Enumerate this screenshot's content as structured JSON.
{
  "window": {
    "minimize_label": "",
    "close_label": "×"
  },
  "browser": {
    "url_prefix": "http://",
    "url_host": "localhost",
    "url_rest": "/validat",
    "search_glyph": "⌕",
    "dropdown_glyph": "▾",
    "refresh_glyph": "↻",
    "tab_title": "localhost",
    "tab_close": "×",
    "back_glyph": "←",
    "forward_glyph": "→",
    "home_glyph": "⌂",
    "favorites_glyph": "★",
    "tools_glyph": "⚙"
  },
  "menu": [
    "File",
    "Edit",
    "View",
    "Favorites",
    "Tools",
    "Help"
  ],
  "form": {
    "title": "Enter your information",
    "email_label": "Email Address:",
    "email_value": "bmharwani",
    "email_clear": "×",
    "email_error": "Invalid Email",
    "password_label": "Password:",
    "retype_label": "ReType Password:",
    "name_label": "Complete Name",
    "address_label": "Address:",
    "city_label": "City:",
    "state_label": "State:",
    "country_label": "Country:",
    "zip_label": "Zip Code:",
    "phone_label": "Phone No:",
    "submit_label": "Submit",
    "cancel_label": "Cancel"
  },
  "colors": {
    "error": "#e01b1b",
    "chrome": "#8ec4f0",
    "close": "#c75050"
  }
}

☆ ☆ ☆ ☆ ☆

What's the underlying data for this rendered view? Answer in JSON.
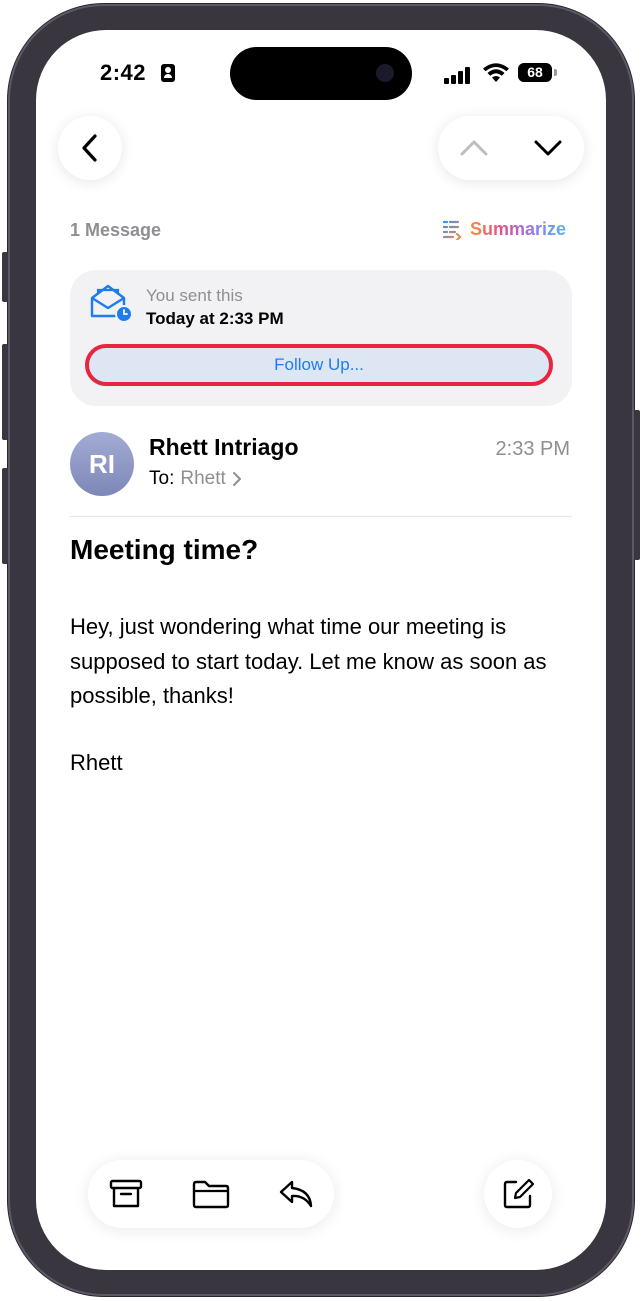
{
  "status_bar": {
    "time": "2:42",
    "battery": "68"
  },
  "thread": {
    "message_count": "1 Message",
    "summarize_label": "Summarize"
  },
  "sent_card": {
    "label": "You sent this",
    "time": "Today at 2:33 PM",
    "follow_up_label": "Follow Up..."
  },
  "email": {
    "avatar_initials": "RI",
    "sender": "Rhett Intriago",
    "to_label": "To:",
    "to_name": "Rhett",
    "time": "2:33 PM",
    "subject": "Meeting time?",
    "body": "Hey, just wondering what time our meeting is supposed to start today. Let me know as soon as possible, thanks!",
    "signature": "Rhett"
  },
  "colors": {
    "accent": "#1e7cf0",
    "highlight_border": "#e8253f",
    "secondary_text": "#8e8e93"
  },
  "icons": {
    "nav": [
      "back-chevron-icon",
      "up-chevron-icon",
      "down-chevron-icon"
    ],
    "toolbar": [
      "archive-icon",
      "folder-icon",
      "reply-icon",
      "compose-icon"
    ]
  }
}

☆ ☆ ☆ ☆ ☆

Search the records for the string "chevron" and return every line in which it occurs.

      "back-chevron-icon",
      "up-chevron-icon",
      "down-chevron-icon"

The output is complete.